TASK BRIEF ->
Pictures should be excluded; otherwise, copy every entry exactly.

[Dataset records]
_____

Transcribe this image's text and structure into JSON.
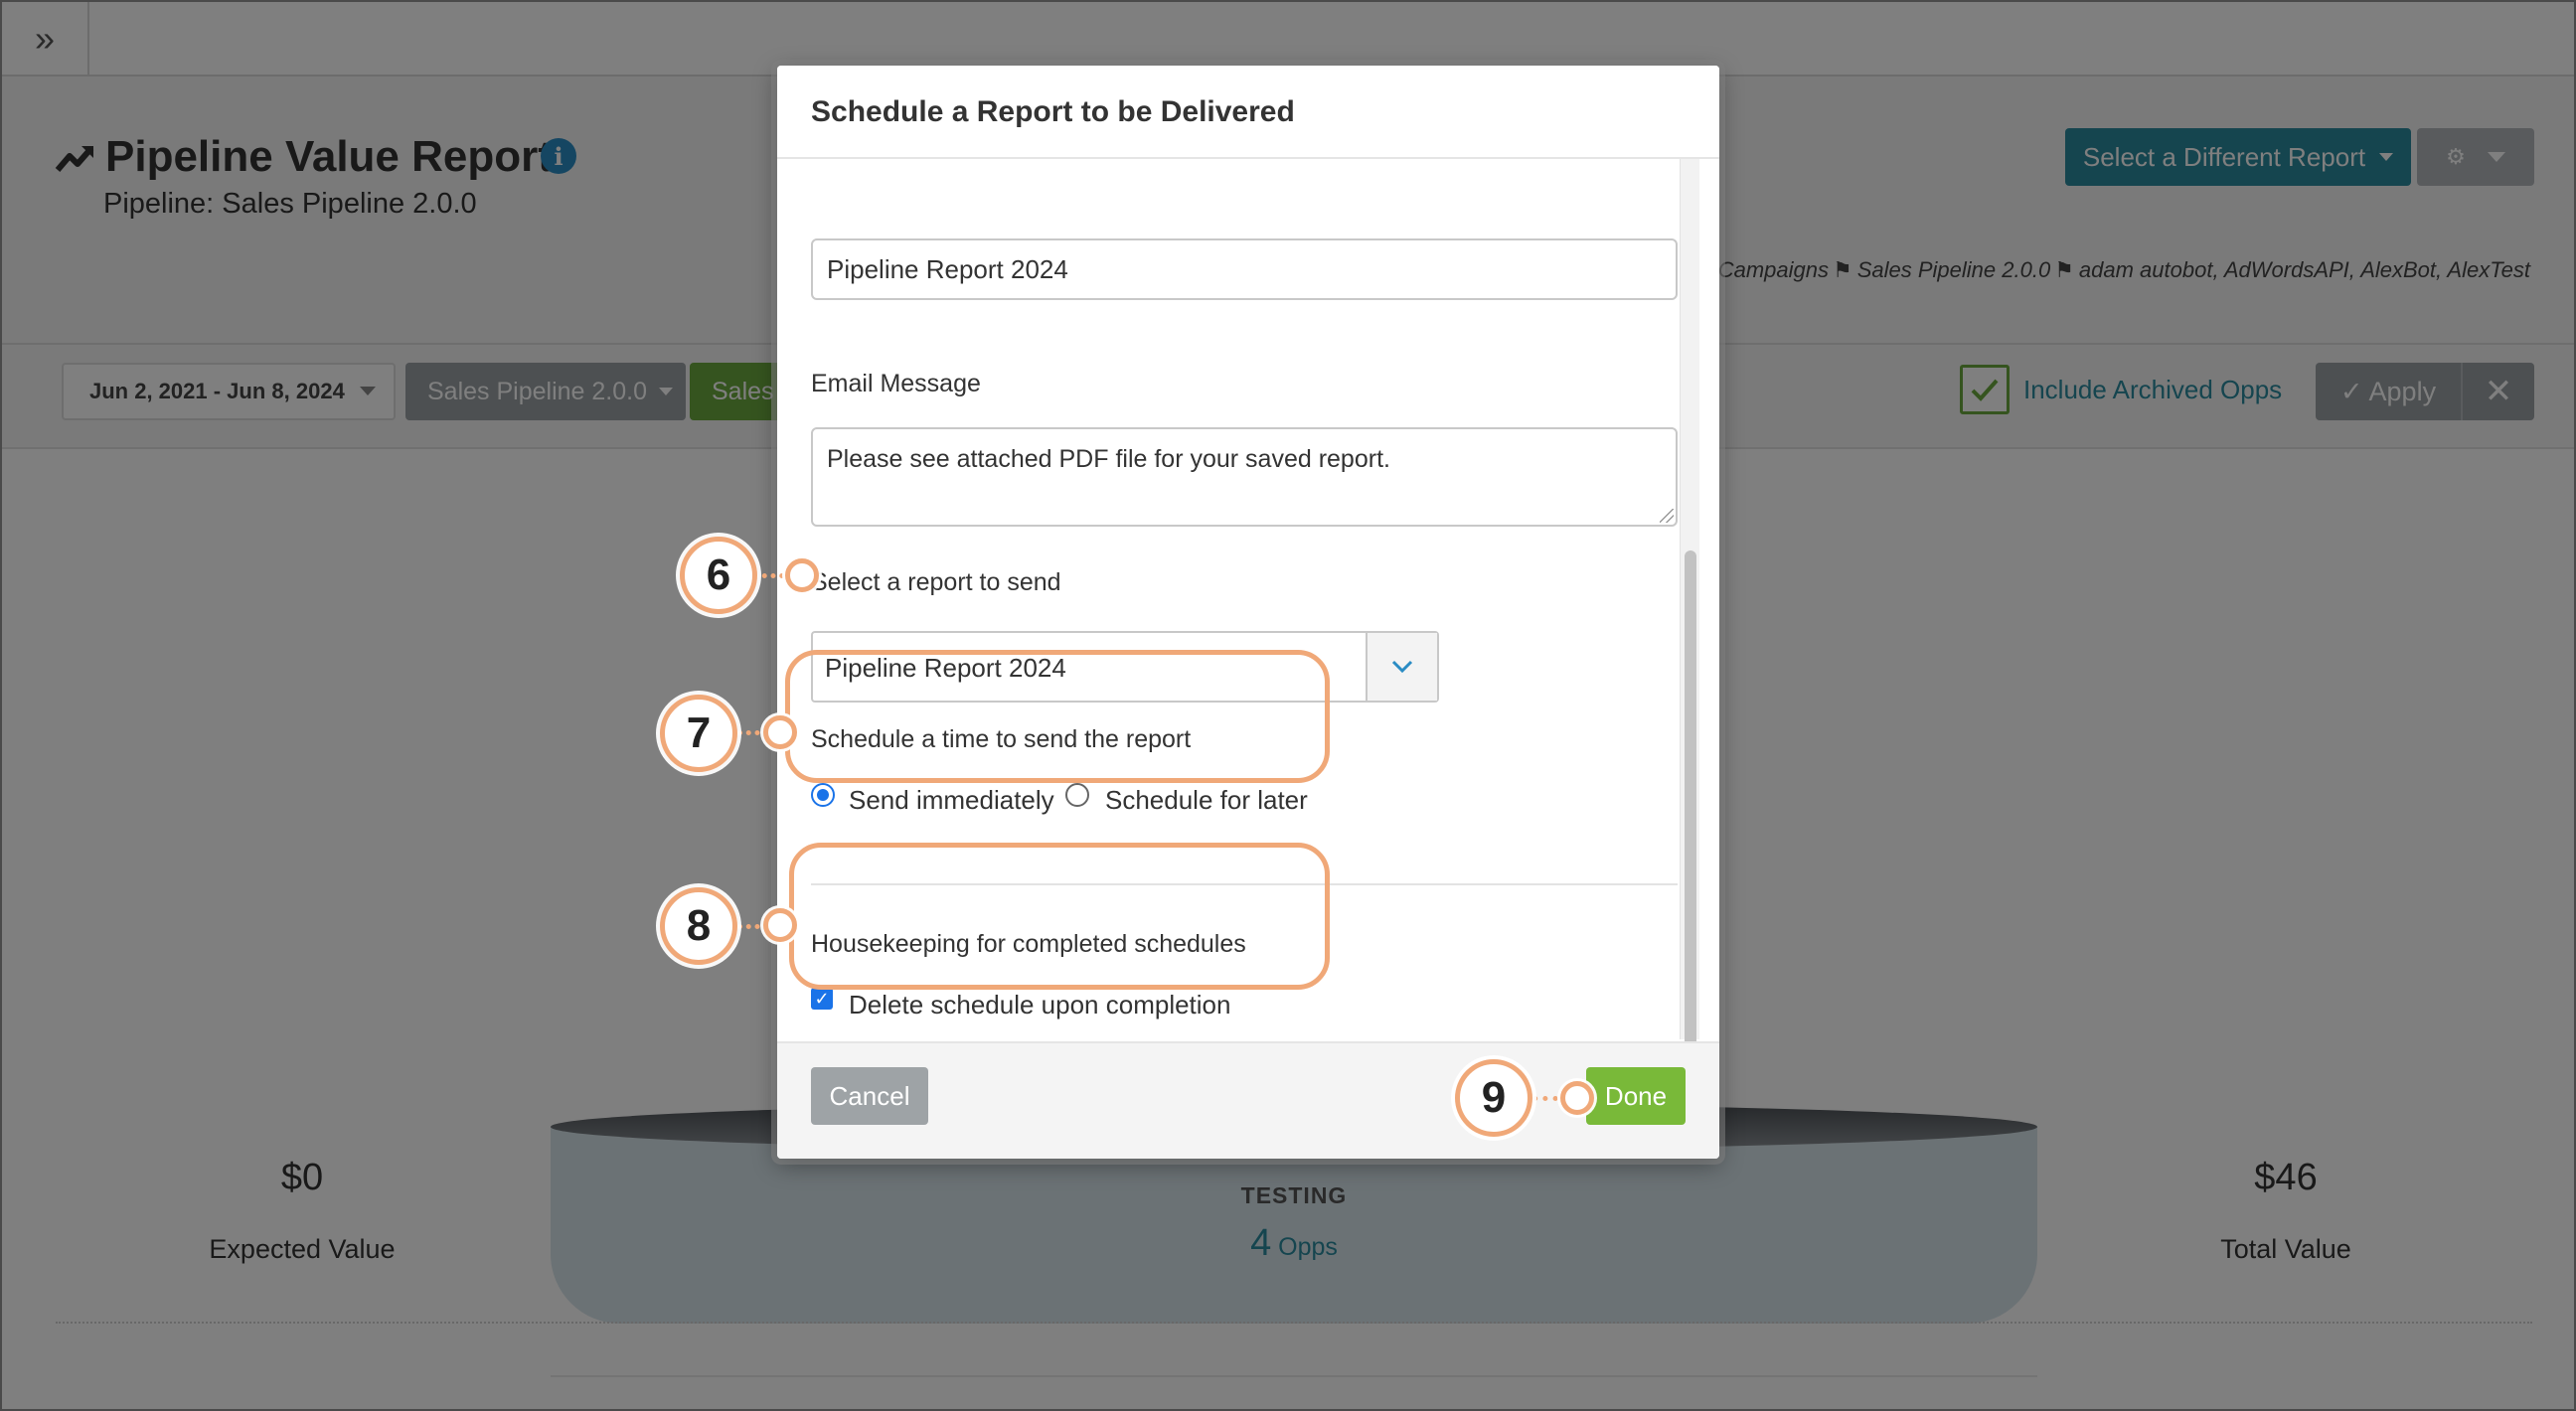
{
  "topbar": {
    "expand_icon": "»"
  },
  "header": {
    "title": "Pipeline Value Report",
    "subtitle": "Pipeline: Sales Pipeline 2.0.0",
    "select_report_label": "Select a Different Report",
    "meta_line": "ive Campaigns ⚑ Sales Pipeline 2.0.0 ⚑ adam autobot, AdWordsAPI, AlexBot, AlexTest"
  },
  "filters": {
    "date_range": "Jun 2, 2021 - Jun 8, 2024",
    "pipeline": "Sales Pipeline 2.0.0",
    "stage": "Sales R",
    "include_archived_label": "Include Archived Opps",
    "apply_label": "Apply"
  },
  "main": {
    "expected_value": "$0",
    "expected_value_label": "Expected Value",
    "total_value": "$46",
    "total_value_label": "Total Value",
    "stage_name": "TESTING",
    "stage_count": "4",
    "stage_count_unit": "Opps"
  },
  "modal": {
    "title": "Schedule a Report to be Delivered",
    "subject_value": "Pipeline Report 2024",
    "email_message_label": "Email Message",
    "email_message_value": "Please see attached PDF file for your saved report.",
    "select_report_label": "Select a report to send",
    "selected_report": "Pipeline Report 2024",
    "schedule_label": "Schedule a time to send the report",
    "send_immediately_label": "Send immediately",
    "schedule_later_label": "Schedule for later",
    "housekeeping_label": "Housekeeping for completed schedules",
    "delete_schedule_label": "Delete schedule upon completion",
    "cancel_label": "Cancel",
    "done_label": "Done"
  },
  "annotations": {
    "step6": "6",
    "step7": "7",
    "step8": "8",
    "step9": "9"
  },
  "colors": {
    "accent_teal": "#2b8a9e",
    "done_green": "#79b939",
    "callout_orange": "#f0a878",
    "radio_blue": "#1a73e8"
  },
  "state": {
    "schedule_option": "send-immediately",
    "delete_schedule_checked": true,
    "include_archived_checked": true
  }
}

_____

CORRECT ANSWER ->
Transcribe this image's text and structure into JSON.
{
  "topbar": {
    "expand_icon": "»"
  },
  "header": {
    "title": "Pipeline Value Report",
    "subtitle": "Pipeline: Sales Pipeline 2.0.0",
    "select_report_label": "Select a Different Report",
    "meta_line": "ive Campaigns ⚑ Sales Pipeline 2.0.0 ⚑ adam autobot, AdWordsAPI, AlexBot, AlexTest"
  },
  "filters": {
    "date_range": "Jun 2, 2021 - Jun 8, 2024",
    "pipeline": "Sales Pipeline 2.0.0",
    "stage": "Sales R",
    "include_archived_label": "Include Archived Opps",
    "apply_label": "Apply"
  },
  "main": {
    "expected_value": "$0",
    "expected_value_label": "Expected Value",
    "total_value": "$46",
    "total_value_label": "Total Value",
    "stage_name": "TESTING",
    "stage_count": "4",
    "stage_count_unit": "Opps"
  },
  "modal": {
    "title": "Schedule a Report to be Delivered",
    "subject_value": "Pipeline Report 2024",
    "email_message_label": "Email Message",
    "email_message_value": "Please see attached PDF file for your saved report.",
    "select_report_label": "Select a report to send",
    "selected_report": "Pipeline Report 2024",
    "schedule_label": "Schedule a time to send the report",
    "send_immediately_label": "Send immediately",
    "schedule_later_label": "Schedule for later",
    "housekeeping_label": "Housekeeping for completed schedules",
    "delete_schedule_label": "Delete schedule upon completion",
    "cancel_label": "Cancel",
    "done_label": "Done"
  },
  "annotations": {
    "step6": "6",
    "step7": "7",
    "step8": "8",
    "step9": "9"
  },
  "colors": {
    "accent_teal": "#2b8a9e",
    "done_green": "#79b939",
    "callout_orange": "#f0a878",
    "radio_blue": "#1a73e8"
  },
  "state": {
    "schedule_option": "send-immediately",
    "delete_schedule_checked": true,
    "include_archived_checked": true
  }
}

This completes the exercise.